◆ Directions for this task ◆
Tally the lines with the word "ylabel" and report the number alone.

◆ Task material ◆
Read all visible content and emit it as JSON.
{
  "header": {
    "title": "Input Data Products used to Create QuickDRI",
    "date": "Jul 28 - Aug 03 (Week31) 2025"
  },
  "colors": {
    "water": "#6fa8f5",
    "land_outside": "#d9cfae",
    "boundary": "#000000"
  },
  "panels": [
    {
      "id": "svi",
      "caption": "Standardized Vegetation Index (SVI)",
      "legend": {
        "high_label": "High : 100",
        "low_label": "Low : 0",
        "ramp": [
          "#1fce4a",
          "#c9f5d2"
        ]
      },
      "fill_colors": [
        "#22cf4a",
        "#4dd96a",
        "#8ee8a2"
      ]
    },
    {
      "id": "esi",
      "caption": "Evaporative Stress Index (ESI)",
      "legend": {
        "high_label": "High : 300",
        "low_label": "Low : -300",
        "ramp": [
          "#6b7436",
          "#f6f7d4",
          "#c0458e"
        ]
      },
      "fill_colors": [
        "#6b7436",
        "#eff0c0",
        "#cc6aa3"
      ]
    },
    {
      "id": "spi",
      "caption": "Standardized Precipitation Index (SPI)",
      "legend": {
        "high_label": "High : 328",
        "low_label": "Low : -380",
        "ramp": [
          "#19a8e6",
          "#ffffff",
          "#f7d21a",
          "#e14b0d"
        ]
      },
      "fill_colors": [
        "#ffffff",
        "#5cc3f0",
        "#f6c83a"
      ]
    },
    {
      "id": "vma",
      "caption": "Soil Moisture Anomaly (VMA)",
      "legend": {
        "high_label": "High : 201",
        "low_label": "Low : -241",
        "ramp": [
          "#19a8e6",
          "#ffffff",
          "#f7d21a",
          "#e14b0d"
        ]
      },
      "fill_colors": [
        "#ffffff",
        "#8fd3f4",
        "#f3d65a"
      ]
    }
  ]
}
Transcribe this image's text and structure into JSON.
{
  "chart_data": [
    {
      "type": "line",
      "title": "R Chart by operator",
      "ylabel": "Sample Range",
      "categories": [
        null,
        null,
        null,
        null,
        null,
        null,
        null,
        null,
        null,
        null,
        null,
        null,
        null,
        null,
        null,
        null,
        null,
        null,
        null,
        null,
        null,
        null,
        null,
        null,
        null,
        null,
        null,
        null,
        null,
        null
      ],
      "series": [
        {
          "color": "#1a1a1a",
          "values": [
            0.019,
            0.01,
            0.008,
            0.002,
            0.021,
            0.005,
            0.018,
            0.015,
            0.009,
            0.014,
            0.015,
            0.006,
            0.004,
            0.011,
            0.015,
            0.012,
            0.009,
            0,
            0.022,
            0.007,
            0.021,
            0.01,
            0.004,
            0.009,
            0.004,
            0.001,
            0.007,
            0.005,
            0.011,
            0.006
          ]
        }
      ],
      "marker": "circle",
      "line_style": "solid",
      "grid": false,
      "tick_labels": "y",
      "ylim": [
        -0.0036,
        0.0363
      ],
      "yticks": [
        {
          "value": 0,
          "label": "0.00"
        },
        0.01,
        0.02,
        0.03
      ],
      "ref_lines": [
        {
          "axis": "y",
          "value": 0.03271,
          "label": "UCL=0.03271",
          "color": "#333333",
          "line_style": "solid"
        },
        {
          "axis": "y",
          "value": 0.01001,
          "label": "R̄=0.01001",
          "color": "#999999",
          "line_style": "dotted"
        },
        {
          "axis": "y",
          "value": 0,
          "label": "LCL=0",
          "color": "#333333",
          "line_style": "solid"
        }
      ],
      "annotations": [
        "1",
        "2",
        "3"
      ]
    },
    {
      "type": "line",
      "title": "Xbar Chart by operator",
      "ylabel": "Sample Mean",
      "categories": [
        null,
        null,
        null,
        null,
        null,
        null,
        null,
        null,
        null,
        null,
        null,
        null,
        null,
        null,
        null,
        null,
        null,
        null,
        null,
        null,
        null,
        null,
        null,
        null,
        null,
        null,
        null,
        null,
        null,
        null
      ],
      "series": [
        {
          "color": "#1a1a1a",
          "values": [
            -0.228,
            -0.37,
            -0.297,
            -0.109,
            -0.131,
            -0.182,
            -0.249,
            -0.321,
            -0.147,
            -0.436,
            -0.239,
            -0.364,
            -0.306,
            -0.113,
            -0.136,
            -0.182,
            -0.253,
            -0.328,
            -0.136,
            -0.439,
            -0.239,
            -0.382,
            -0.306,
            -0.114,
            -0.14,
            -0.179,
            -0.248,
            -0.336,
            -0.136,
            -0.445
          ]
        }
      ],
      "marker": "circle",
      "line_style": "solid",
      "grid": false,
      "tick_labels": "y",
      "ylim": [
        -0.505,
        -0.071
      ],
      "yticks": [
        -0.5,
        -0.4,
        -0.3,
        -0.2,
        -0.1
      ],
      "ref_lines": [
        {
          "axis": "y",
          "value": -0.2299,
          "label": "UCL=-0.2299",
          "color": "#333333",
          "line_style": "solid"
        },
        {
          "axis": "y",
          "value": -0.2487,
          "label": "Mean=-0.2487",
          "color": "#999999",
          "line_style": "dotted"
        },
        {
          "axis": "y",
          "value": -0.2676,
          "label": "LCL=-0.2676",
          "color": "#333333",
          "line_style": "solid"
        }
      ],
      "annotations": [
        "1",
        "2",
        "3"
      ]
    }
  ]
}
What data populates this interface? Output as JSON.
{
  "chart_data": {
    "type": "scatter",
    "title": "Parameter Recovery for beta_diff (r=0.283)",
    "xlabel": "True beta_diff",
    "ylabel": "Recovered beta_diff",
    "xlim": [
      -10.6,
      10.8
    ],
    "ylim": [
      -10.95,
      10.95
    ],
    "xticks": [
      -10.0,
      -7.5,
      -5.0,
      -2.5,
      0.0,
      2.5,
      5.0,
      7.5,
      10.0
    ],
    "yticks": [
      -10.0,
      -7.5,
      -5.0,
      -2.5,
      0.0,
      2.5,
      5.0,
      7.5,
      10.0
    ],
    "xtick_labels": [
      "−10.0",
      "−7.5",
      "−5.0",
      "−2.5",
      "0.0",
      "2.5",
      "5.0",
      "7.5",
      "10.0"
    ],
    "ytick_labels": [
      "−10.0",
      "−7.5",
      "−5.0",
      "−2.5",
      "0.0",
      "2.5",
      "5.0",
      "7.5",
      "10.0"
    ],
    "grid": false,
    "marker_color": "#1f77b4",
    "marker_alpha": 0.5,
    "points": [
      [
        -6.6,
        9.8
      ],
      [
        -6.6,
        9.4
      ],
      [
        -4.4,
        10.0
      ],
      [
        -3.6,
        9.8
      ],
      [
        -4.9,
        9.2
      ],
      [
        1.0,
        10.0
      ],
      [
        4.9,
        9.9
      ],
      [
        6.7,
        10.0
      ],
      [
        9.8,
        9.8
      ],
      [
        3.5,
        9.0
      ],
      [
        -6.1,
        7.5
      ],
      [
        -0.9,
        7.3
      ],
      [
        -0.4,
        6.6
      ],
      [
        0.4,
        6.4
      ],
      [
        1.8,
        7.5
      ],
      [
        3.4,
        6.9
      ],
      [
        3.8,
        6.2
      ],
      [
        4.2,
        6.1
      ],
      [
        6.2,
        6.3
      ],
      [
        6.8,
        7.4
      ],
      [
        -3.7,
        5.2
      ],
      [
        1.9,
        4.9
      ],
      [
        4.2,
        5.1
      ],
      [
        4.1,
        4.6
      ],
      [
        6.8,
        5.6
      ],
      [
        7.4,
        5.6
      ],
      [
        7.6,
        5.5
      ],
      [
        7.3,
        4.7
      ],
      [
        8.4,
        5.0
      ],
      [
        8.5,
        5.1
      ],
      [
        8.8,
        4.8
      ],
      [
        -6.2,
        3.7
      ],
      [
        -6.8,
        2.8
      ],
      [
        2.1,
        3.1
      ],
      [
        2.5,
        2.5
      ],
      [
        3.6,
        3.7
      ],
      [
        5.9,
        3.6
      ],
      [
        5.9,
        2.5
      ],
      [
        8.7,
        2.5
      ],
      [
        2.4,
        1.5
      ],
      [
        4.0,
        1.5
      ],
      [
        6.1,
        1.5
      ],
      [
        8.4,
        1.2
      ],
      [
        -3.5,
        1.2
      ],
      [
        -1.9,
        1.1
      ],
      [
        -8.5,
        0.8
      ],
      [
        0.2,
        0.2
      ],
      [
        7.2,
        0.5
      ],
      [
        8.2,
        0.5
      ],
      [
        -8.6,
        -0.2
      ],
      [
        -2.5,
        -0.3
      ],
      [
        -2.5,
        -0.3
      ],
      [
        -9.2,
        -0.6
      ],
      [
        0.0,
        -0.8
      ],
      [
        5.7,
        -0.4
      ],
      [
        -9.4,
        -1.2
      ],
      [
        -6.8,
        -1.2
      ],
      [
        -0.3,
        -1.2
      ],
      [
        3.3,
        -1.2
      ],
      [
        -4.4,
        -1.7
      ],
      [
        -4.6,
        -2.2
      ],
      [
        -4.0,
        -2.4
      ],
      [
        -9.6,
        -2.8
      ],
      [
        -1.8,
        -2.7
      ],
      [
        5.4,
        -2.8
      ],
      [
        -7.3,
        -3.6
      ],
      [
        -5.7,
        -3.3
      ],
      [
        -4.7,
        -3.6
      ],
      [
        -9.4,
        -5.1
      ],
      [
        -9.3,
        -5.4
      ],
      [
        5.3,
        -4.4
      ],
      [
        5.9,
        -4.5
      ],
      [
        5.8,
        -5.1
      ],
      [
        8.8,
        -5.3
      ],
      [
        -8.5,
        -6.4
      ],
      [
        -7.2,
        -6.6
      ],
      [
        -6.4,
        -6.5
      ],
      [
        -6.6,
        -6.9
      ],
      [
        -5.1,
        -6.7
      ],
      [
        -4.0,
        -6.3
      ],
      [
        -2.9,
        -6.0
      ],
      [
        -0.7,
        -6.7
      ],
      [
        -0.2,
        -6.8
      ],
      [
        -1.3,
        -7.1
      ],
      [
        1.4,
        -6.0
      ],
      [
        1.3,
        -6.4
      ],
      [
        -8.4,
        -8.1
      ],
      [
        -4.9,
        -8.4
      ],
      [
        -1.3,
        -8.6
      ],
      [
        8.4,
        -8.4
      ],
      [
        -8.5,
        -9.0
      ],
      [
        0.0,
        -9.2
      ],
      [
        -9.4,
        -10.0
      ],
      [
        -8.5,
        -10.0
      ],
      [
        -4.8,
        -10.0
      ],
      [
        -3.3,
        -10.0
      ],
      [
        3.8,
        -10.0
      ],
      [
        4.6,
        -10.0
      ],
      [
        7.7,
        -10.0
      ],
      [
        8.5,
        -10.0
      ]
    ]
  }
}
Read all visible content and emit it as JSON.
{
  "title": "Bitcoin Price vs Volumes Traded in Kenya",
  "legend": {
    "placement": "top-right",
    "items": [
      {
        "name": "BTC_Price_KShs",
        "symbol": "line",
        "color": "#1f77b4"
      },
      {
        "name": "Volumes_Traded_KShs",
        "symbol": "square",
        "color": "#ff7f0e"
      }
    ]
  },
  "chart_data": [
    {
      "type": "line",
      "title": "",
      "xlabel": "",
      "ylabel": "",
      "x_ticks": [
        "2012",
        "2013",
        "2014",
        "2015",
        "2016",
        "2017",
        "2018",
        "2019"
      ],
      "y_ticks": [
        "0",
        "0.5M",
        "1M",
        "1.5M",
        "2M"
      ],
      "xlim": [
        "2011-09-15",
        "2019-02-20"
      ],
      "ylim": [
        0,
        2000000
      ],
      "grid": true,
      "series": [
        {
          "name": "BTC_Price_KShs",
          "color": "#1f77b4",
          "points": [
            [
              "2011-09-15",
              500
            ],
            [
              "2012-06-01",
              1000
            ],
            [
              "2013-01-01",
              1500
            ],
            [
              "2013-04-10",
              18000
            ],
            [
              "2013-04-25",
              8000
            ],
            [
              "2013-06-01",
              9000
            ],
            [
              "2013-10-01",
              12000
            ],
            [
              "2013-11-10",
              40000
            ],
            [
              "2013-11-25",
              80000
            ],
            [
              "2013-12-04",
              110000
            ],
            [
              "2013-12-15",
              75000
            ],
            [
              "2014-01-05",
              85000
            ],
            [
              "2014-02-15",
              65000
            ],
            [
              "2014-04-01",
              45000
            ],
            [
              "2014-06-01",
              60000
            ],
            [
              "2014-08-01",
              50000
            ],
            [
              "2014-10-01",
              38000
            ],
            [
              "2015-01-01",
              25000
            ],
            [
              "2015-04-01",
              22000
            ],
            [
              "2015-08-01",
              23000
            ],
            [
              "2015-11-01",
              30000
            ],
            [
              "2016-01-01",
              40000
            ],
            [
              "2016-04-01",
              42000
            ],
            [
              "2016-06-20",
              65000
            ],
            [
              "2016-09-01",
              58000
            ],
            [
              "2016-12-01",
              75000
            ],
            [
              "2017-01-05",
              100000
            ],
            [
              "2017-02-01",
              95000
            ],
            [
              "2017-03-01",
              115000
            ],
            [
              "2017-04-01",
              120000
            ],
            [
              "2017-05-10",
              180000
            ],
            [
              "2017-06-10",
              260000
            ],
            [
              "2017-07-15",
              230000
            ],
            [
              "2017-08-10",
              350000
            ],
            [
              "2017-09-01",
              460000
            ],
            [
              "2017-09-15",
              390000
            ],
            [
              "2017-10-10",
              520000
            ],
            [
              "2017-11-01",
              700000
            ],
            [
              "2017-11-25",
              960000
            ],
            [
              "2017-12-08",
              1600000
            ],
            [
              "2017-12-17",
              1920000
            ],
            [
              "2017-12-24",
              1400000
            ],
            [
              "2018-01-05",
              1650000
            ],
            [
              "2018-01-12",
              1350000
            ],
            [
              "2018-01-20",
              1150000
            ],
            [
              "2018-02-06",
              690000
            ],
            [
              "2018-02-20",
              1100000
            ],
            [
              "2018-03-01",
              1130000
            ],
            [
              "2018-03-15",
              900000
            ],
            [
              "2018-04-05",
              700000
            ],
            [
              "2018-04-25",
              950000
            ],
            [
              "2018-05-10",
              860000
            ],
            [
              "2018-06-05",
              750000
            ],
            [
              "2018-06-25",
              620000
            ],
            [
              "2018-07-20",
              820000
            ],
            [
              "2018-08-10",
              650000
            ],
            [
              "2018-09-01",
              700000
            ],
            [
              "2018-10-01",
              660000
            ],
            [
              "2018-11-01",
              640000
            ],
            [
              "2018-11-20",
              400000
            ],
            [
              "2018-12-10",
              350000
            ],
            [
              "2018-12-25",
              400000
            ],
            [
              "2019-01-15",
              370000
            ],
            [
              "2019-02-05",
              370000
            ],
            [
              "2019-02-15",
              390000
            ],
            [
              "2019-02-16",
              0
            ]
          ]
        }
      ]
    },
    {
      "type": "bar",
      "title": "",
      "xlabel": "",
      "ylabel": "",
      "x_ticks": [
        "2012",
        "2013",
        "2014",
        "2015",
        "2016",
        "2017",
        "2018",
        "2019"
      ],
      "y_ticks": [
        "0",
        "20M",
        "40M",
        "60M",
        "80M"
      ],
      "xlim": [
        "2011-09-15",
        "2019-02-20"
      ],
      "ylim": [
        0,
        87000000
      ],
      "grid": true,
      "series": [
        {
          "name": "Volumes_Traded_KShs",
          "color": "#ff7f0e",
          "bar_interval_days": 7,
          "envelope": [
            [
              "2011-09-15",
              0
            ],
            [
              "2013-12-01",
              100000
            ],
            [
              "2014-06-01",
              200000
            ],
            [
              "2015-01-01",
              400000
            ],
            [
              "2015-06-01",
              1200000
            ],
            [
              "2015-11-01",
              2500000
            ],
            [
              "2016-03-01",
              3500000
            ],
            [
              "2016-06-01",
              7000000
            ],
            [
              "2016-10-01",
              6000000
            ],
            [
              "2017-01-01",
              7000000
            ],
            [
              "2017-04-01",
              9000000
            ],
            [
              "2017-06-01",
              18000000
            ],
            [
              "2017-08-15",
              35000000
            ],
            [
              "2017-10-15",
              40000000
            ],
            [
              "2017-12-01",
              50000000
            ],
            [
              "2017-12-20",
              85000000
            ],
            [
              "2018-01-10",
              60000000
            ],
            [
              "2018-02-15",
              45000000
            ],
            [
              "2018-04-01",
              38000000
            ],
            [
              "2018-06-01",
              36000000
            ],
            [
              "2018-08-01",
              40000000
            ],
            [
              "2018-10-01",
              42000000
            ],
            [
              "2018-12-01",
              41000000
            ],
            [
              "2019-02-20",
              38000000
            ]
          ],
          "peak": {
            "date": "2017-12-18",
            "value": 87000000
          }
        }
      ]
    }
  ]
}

◆ Response to this exercise ◆
5